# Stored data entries
====

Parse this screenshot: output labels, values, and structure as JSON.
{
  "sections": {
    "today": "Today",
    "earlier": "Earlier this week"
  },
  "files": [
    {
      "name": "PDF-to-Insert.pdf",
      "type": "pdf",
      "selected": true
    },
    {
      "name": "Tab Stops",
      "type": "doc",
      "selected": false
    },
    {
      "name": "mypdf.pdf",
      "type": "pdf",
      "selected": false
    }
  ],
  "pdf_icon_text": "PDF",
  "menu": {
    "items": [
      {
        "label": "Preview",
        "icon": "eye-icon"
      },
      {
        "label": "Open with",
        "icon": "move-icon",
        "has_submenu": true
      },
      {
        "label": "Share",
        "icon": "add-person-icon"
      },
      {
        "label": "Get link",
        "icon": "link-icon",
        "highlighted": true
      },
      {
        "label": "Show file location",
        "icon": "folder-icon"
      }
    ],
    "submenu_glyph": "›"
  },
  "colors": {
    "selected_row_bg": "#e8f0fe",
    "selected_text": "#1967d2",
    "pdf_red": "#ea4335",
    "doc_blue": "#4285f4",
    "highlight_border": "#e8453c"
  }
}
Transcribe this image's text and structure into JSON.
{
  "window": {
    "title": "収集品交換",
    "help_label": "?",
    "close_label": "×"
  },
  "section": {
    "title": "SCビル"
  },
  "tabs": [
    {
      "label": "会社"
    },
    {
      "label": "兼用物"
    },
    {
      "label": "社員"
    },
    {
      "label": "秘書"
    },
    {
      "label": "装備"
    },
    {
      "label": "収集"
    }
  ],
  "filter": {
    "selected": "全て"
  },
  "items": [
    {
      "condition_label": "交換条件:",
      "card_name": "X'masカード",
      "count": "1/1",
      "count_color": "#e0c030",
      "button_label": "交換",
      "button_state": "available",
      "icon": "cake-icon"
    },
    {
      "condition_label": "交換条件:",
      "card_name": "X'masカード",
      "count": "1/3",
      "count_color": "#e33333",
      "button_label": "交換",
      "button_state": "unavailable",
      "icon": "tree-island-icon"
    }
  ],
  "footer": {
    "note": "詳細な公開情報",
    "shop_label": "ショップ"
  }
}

====

# What is required
Extract the whole listing, character for character.

# Exercise answer
Parse this screenshot: output labels, values, and structure as JSON.
{
  "sections": {
    "today": "Today",
    "earlier": "Earlier this week"
  },
  "files": [
    {
      "name": "PDF-to-Insert.pdf",
      "type": "pdf",
      "selected": true
    },
    {
      "name": "Tab Stops",
      "type": "doc",
      "selected": false
    },
    {
      "name": "mypdf.pdf",
      "type": "pdf",
      "selected": false
    }
  ],
  "pdf_icon_text": "PDF",
  "menu": {
    "items": [
      {
        "label": "Preview",
        "icon": "eye-icon"
      },
      {
        "label": "Open with",
        "icon": "move-icon",
        "has_submenu": true
      },
      {
        "label": "Share",
        "icon": "add-person-icon"
      },
      {
        "label": "Get link",
        "icon": "link-icon",
        "highlighted": true
      },
      {
        "label": "Show file location",
        "icon": "folder-icon"
      }
    ],
    "submenu_glyph": "›"
  },
  "colors": {
    "selected_row_bg": "#e8f0fe",
    "selected_text": "#1967d2",
    "pdf_red": "#ea4335",
    "doc_blue": "#4285f4",
    "highlight_border": "#e8453c"
  }
}
Transcribe this image's text and structure into JSON.
{
  "window": {
    "title": "収集品交換",
    "help_label": "?",
    "close_label": "×"
  },
  "section": {
    "title": "SCビル"
  },
  "tabs": [
    {
      "label": "会社"
    },
    {
      "label": "兼用物"
    },
    {
      "label": "社員"
    },
    {
      "label": "秘書"
    },
    {
      "label": "装備"
    },
    {
      "label": "収集"
    }
  ],
  "filter": {
    "selected": "全て"
  },
  "items": [
    {
      "condition_label": "交換条件:",
      "card_name": "X'masカード",
      "count": "1/1",
      "count_color": "#e0c030",
      "button_label": "交換",
      "button_state": "available",
      "icon": "cake-icon"
    },
    {
      "condition_label": "交換条件:",
      "card_name": "X'masカード",
      "count": "1/3",
      "count_color": "#e33333",
      "button_label": "交換",
      "button_state": "unavailable",
      "icon": "tree-island-icon"
    }
  ],
  "footer": {
    "note": "詳細な公開情報",
    "shop_label": "ショップ"
  }
}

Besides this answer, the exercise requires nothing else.